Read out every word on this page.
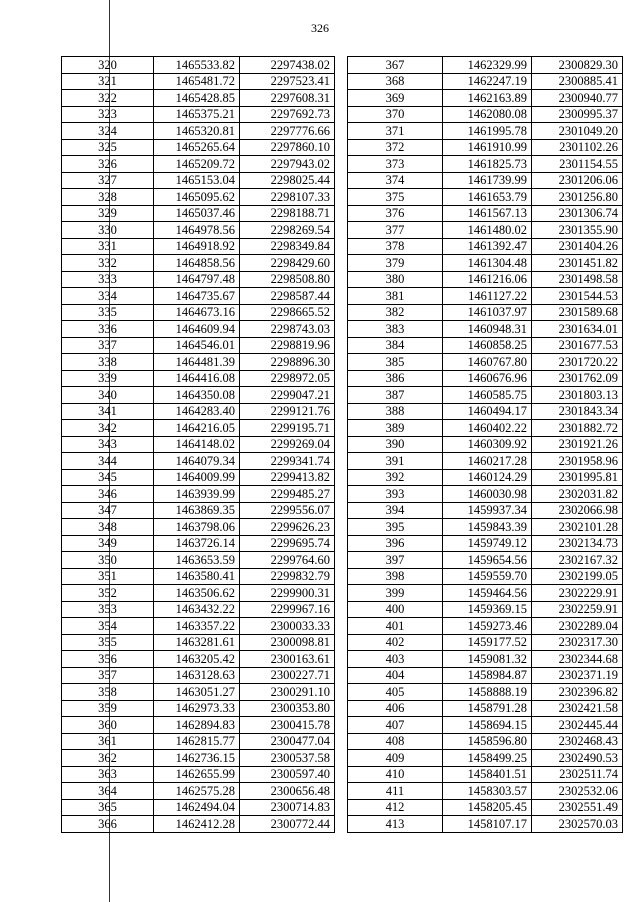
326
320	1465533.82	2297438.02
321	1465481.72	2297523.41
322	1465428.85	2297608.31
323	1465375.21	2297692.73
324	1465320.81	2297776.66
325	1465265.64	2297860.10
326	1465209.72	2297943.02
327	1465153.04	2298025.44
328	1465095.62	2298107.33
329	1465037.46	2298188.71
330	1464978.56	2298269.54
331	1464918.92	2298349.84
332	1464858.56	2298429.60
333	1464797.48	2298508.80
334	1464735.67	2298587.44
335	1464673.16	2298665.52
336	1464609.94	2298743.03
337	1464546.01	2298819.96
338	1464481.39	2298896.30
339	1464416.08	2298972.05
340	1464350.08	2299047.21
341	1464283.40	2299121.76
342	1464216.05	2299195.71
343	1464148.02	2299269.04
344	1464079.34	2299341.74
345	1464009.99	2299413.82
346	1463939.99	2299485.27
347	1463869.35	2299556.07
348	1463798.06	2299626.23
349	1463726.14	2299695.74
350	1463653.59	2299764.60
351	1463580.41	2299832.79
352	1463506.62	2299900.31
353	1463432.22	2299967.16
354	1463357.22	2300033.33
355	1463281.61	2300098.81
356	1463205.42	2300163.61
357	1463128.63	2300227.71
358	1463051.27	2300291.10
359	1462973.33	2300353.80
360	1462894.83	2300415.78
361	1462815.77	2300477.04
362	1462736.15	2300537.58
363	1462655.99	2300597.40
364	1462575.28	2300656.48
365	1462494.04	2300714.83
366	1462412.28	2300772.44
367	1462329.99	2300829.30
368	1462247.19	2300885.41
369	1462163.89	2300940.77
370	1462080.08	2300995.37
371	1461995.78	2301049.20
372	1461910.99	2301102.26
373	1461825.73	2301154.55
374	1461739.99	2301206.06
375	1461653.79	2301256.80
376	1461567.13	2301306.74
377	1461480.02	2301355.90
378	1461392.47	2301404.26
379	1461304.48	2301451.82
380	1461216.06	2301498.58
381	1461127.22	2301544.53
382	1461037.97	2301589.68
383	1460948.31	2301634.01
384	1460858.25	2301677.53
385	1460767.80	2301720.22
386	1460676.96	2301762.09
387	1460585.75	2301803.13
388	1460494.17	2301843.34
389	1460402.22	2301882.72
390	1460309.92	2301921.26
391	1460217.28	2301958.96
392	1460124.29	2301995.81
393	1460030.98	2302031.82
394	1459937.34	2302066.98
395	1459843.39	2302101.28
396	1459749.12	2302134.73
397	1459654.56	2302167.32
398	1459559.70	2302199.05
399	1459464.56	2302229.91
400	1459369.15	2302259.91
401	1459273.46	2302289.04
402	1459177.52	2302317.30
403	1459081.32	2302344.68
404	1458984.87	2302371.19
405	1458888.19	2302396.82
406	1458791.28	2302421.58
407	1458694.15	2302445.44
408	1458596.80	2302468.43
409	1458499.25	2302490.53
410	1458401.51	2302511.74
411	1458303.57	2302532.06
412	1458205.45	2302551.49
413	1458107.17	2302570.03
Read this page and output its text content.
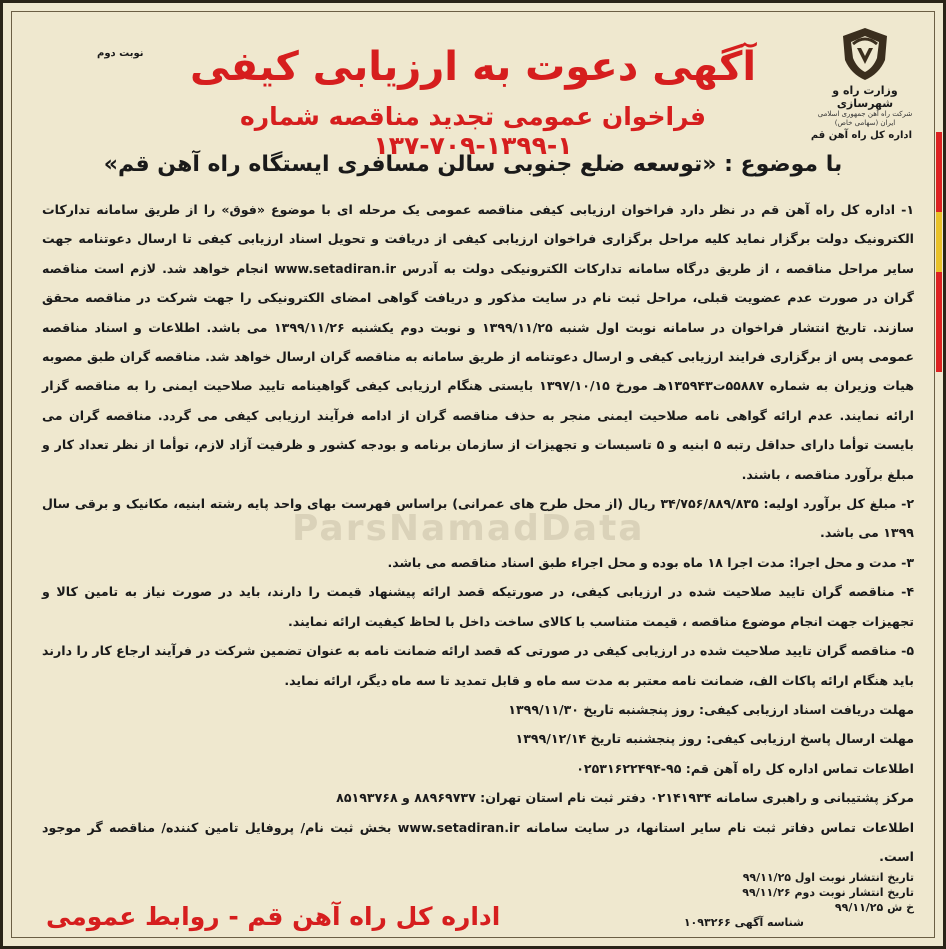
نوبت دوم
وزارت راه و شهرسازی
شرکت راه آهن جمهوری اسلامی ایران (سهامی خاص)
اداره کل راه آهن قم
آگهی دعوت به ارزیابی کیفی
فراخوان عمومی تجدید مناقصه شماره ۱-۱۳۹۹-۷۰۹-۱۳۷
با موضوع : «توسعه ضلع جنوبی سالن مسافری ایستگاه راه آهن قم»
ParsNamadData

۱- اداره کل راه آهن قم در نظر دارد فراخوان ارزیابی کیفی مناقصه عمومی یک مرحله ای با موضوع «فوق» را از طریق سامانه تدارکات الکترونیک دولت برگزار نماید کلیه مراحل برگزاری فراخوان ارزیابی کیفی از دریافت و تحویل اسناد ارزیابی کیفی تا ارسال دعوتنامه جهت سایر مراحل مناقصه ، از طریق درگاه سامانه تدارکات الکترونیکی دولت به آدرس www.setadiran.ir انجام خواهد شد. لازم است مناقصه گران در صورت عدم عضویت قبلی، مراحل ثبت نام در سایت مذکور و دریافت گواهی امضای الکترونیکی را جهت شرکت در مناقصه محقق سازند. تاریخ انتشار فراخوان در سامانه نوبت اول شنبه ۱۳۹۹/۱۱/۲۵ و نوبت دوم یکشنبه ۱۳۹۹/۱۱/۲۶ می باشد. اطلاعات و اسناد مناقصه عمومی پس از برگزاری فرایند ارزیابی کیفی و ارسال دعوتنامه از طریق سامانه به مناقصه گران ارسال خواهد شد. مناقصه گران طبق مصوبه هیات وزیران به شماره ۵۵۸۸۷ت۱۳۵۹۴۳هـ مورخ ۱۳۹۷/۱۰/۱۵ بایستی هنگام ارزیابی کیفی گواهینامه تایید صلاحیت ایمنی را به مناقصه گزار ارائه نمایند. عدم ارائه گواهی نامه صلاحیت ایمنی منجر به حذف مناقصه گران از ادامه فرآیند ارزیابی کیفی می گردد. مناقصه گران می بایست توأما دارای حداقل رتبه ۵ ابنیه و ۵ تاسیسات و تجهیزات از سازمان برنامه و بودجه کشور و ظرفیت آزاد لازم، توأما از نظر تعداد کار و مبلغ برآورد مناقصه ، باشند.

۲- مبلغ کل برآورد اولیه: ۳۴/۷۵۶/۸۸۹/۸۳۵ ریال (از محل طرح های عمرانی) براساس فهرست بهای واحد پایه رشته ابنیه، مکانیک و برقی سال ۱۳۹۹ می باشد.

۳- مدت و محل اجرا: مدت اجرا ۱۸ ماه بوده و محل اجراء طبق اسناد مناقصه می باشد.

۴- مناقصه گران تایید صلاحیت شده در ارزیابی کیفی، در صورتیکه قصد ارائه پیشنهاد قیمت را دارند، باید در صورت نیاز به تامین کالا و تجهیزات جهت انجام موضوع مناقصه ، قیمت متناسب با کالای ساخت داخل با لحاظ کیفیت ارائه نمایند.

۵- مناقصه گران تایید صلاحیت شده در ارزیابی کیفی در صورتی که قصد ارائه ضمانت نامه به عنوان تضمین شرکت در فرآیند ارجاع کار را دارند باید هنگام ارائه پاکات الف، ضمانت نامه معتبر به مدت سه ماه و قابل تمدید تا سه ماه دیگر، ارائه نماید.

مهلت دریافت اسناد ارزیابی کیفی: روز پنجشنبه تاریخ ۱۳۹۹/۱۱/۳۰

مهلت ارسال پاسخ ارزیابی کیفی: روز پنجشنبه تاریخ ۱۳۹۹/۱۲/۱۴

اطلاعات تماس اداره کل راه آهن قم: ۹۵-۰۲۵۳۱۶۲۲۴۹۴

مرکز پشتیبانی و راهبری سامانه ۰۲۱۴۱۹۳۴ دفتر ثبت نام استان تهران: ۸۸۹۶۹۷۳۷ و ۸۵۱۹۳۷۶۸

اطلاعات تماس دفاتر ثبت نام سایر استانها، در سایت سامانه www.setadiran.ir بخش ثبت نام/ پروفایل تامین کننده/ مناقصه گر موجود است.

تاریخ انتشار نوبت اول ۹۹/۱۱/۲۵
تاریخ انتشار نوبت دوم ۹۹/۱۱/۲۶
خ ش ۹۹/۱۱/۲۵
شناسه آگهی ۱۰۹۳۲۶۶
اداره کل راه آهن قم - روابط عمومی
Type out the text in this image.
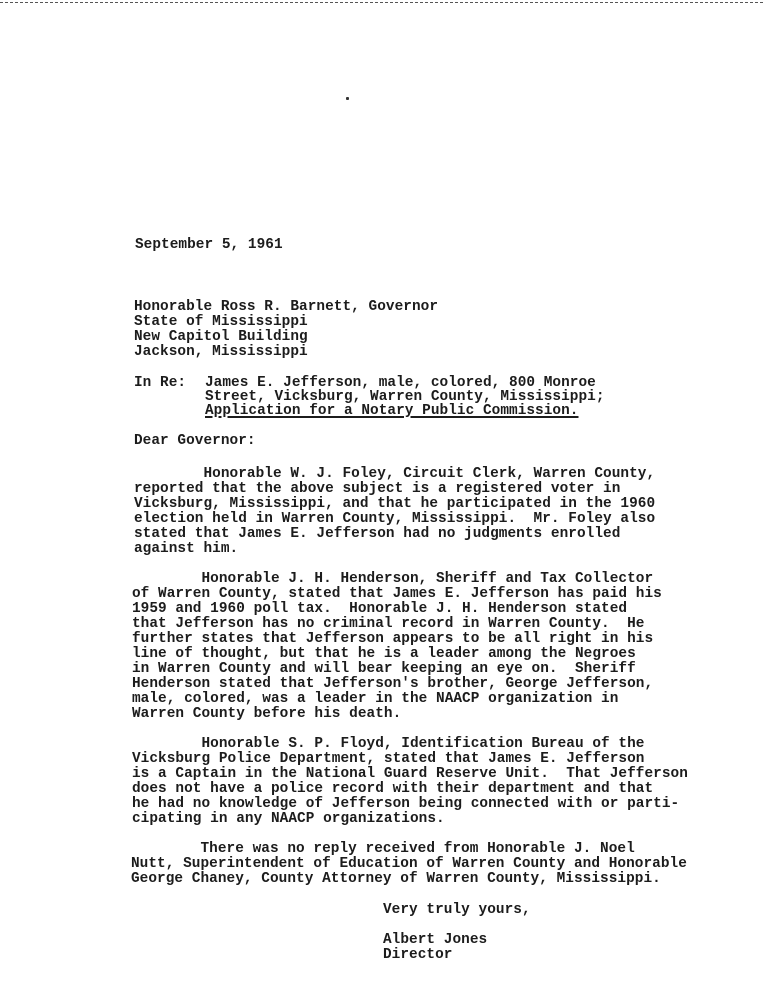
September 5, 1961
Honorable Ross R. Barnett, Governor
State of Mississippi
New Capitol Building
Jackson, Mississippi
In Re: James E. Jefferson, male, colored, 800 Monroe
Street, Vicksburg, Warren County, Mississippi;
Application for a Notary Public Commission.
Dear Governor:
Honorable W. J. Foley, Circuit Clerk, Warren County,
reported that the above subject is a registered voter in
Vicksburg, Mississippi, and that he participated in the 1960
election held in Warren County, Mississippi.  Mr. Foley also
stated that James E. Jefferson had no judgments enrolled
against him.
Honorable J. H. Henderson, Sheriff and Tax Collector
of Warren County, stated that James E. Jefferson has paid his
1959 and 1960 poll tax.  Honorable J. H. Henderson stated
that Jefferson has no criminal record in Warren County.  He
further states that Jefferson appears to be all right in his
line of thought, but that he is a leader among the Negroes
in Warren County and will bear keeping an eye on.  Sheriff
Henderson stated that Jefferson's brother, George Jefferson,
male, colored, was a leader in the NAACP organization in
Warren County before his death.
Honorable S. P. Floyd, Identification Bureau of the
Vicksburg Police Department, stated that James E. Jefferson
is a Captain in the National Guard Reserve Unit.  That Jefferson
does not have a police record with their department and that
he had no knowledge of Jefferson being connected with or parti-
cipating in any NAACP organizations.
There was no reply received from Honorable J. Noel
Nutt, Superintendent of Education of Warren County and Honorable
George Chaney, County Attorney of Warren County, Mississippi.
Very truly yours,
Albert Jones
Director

- Short problem -
Make a list of all lines in the data that contain "دریافت".

- Task result -
۱- اداره کل راه آهن قم در نظر دارد فراخوان ارزیابی کیفی مناقصه عمومی یک مرحله ای با موضوع «فوق» را از طریق سامانه تدارکات الکترونیک دولت برگزار نماید کلیه مراحل برگزاری فراخوان ارزیابی کیفی از دریافت و تحویل اسناد ارزیابی کیفی تا ارسال دعوتنامه جهت سایر مراحل مناقصه ، از طریق درگاه سامانه تدارکات الکترونیکی دولت به آدرس www.setadiran.ir انجام خواهد شد. لازم است مناقصه گران در صورت عدم عضویت قبلی، مراحل ثبت نام در سایت مذکور و دریافت گواهی امضای الکترونیکی را جهت شرکت در مناقصه محقق سازند. تاریخ انتشار فراخوان در سامانه نوبت اول شنبه ۱۳۹۹/۱۱/۲۵ و نوبت دوم یکشنبه ۱۳۹۹/۱۱/۲۶ می باشد. اطلاعات و اسناد مناقصه عمومی پس از برگزاری فرایند ارزیابی کیفی و ارسال دعوتنامه از طریق سامانه به مناقصه گران ارسال خواهد شد. مناقصه گران طبق مصوبه هیات وزیران به شماره ۵۵۸۸۷ت۱۳۵۹۴۳هـ مورخ ۱۳۹۷/۱۰/۱۵ بایستی هنگام ارزیابی کیفی گواهینامه تایید صلاحیت ایمنی را به مناقصه گزار ارائه نمایند. عدم ارائه گواهی نامه صلاحیت ایمنی منجر به حذف مناقصه گران از ادامه فرآیند ارزیابی کیفی می گردد. مناقصه گران می بایست توأما دارای حداقل رتبه ۵ ابنیه و ۵ تاسیسات و تجهیزات از سازمان برنامه و بودجه کشور و ظرفیت آزاد لازم، توأما از نظر تعداد کار و مبلغ برآورد مناقصه ، باشند.
مهلت دریافت اسناد ارزیابی کیفی: روز پنجشنبه تاریخ ۱۳۹۹/۱۱/۳۰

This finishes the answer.